[begin Stored rows]

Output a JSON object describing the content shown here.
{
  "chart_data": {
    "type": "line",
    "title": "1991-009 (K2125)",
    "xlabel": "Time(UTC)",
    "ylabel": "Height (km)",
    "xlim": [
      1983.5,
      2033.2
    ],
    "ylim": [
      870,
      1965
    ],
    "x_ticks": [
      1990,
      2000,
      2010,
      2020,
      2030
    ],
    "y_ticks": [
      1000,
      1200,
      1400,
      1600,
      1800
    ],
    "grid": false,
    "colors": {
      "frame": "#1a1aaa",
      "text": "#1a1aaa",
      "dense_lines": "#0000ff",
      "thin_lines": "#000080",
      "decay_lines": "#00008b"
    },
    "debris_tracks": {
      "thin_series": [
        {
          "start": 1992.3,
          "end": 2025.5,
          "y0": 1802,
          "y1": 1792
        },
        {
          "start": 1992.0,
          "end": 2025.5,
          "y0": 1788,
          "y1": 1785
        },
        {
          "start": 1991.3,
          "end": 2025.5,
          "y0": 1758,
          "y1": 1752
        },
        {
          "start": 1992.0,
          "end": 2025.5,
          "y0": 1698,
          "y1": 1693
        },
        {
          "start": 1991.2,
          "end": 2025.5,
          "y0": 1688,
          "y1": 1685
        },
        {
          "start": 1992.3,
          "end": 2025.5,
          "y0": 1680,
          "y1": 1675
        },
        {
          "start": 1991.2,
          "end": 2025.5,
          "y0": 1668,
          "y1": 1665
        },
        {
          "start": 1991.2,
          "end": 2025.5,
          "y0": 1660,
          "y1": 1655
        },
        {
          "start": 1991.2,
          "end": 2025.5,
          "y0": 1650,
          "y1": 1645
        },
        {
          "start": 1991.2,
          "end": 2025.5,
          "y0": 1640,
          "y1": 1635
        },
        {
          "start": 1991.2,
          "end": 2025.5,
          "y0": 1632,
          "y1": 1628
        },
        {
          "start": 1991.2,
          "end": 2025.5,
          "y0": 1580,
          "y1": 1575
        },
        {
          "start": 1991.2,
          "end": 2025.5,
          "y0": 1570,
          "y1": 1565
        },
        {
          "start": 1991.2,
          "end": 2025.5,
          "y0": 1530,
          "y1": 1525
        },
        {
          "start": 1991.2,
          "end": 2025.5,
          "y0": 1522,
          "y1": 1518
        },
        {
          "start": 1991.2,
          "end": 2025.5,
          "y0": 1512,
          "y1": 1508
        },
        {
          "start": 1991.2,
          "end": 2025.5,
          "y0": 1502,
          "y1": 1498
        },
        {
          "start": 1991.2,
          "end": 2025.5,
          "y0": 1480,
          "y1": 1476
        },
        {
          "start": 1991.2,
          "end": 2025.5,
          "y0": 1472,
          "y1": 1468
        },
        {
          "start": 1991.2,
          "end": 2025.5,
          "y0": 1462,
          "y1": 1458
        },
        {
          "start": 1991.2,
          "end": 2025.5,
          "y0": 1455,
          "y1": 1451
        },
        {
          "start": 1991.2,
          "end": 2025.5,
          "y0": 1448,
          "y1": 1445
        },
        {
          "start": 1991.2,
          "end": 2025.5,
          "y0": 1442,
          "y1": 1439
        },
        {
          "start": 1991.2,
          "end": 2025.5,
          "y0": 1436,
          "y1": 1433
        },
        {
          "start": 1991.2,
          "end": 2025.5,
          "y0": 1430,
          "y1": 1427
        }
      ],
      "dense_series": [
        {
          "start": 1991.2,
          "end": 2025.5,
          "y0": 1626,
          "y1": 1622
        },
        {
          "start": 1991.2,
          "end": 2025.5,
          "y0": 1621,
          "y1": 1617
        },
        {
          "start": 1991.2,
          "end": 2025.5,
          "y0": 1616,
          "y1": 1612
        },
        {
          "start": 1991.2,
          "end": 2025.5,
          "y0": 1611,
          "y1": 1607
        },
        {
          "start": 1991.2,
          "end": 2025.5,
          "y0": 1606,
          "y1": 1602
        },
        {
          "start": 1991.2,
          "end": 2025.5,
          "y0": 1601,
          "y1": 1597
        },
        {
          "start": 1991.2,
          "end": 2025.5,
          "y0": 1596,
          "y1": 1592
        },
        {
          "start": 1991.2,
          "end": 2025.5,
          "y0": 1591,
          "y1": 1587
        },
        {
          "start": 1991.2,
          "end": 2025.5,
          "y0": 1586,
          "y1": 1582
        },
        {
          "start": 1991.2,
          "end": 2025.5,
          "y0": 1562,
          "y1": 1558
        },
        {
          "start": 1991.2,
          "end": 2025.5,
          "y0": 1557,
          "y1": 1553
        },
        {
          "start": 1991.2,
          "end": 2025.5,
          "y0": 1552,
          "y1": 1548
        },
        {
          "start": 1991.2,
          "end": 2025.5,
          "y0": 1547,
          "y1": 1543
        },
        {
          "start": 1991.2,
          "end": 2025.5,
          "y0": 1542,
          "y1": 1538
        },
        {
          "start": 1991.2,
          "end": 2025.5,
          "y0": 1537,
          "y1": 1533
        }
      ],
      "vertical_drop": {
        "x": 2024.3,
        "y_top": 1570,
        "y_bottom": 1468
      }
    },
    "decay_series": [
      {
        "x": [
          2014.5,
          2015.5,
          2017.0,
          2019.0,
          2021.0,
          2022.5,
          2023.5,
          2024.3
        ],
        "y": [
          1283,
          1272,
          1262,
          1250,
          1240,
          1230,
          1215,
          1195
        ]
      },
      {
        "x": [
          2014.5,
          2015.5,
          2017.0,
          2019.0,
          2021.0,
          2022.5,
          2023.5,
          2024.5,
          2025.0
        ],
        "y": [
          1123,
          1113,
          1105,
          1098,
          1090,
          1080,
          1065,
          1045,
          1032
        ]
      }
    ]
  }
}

[end Stored rows]

** Exercise requirements **
Exactly reproduce all of the entries.

** Answer to this task **
Output a JSON object describing the content shown here.
{
  "chart_data": {
    "type": "line",
    "title": "1991-009 (K2125)",
    "xlabel": "Time(UTC)",
    "ylabel": "Height (km)",
    "xlim": [
      1983.5,
      2033.2
    ],
    "ylim": [
      870,
      1965
    ],
    "x_ticks": [
      1990,
      2000,
      2010,
      2020,
      2030
    ],
    "y_ticks": [
      1000,
      1200,
      1400,
      1600,
      1800
    ],
    "grid": false,
    "colors": {
      "frame": "#1a1aaa",
      "text": "#1a1aaa",
      "dense_lines": "#0000ff",
      "thin_lines": "#000080",
      "decay_lines": "#00008b"
    },
    "debris_tracks": {
      "thin_series": [
        {
          "start": 1992.3,
          "end": 2025.5,
          "y0": 1802,
          "y1": 1792
        },
        {
          "start": 1992.0,
          "end": 2025.5,
          "y0": 1788,
          "y1": 1785
        },
        {
          "start": 1991.3,
          "end": 2025.5,
          "y0": 1758,
          "y1": 1752
        },
        {
          "start": 1992.0,
          "end": 2025.5,
          "y0": 1698,
          "y1": 1693
        },
        {
          "start": 1991.2,
          "end": 2025.5,
          "y0": 1688,
          "y1": 1685
        },
        {
          "start": 1992.3,
          "end": 2025.5,
          "y0": 1680,
          "y1": 1675
        },
        {
          "start": 1991.2,
          "end": 2025.5,
          "y0": 1668,
          "y1": 1665
        },
        {
          "start": 1991.2,
          "end": 2025.5,
          "y0": 1660,
          "y1": 1655
        },
        {
          "start": 1991.2,
          "end": 2025.5,
          "y0": 1650,
          "y1": 1645
        },
        {
          "start": 1991.2,
          "end": 2025.5,
          "y0": 1640,
          "y1": 1635
        },
        {
          "start": 1991.2,
          "end": 2025.5,
          "y0": 1632,
          "y1": 1628
        },
        {
          "start": 1991.2,
          "end": 2025.5,
          "y0": 1580,
          "y1": 1575
        },
        {
          "start": 1991.2,
          "end": 2025.5,
          "y0": 1570,
          "y1": 1565
        },
        {
          "start": 1991.2,
          "end": 2025.5,
          "y0": 1530,
          "y1": 1525
        },
        {
          "start": 1991.2,
          "end": 2025.5,
          "y0": 1522,
          "y1": 1518
        },
        {
          "start": 1991.2,
          "end": 2025.5,
          "y0": 1512,
          "y1": 1508
        },
        {
          "start": 1991.2,
          "end": 2025.5,
          "y0": 1502,
          "y1": 1498
        },
        {
          "start": 1991.2,
          "end": 2025.5,
          "y0": 1480,
          "y1": 1476
        },
        {
          "start": 1991.2,
          "end": 2025.5,
          "y0": 1472,
          "y1": 1468
        },
        {
          "start": 1991.2,
          "end": 2025.5,
          "y0": 1462,
          "y1": 1458
        },
        {
          "start": 1991.2,
          "end": 2025.5,
          "y0": 1455,
          "y1": 1451
        },
        {
          "start": 1991.2,
          "end": 2025.5,
          "y0": 1448,
          "y1": 1445
        },
        {
          "start": 1991.2,
          "end": 2025.5,
          "y0": 1442,
          "y1": 1439
        },
        {
          "start": 1991.2,
          "end": 2025.5,
          "y0": 1436,
          "y1": 1433
        },
        {
          "start": 1991.2,
          "end": 2025.5,
          "y0": 1430,
          "y1": 1427
        }
      ],
      "dense_series": [
        {
          "start": 1991.2,
          "end": 2025.5,
          "y0": 1626,
          "y1": 1622
        },
        {
          "start": 1991.2,
          "end": 2025.5,
          "y0": 1621,
          "y1": 1617
        },
        {
          "start": 1991.2,
          "end": 2025.5,
          "y0": 1616,
          "y1": 1612
        },
        {
          "start": 1991.2,
          "end": 2025.5,
          "y0": 1611,
          "y1": 1607
        },
        {
          "start": 1991.2,
          "end": 2025.5,
          "y0": 1606,
          "y1": 1602
        },
        {
          "start": 1991.2,
          "end": 2025.5,
          "y0": 1601,
          "y1": 1597
        },
        {
          "start": 1991.2,
          "end": 2025.5,
          "y0": 1596,
          "y1": 1592
        },
        {
          "start": 1991.2,
          "end": 2025.5,
          "y0": 1591,
          "y1": 1587
        },
        {
          "start": 1991.2,
          "end": 2025.5,
          "y0": 1586,
          "y1": 1582
        },
        {
          "start": 1991.2,
          "end": 2025.5,
          "y0": 1562,
          "y1": 1558
        },
        {
          "start": 1991.2,
          "end": 2025.5,
          "y0": 1557,
          "y1": 1553
        },
        {
          "start": 1991.2,
          "end": 2025.5,
          "y0": 1552,
          "y1": 1548
        },
        {
          "start": 1991.2,
          "end": 2025.5,
          "y0": 1547,
          "y1": 1543
        },
        {
          "start": 1991.2,
          "end": 2025.5,
          "y0": 1542,
          "y1": 1538
        },
        {
          "start": 1991.2,
          "end": 2025.5,
          "y0": 1537,
          "y1": 1533
        }
      ],
      "vertical_drop": {
        "x": 2024.3,
        "y_top": 1570,
        "y_bottom": 1468
      }
    },
    "decay_series": [
      {
        "x": [
          2014.5,
          2015.5,
          2017.0,
          2019.0,
          2021.0,
          2022.5,
          2023.5,
          2024.3
        ],
        "y": [
          1283,
          1272,
          1262,
          1250,
          1240,
          1230,
          1215,
          1195
        ]
      },
      {
        "x": [
          2014.5,
          2015.5,
          2017.0,
          2019.0,
          2021.0,
          2022.5,
          2023.5,
          2024.5,
          2025.0
        ],
        "y": [
          1123,
          1113,
          1105,
          1098,
          1090,
          1080,
          1065,
          1045,
          1032
        ]
      }
    ]
  }
}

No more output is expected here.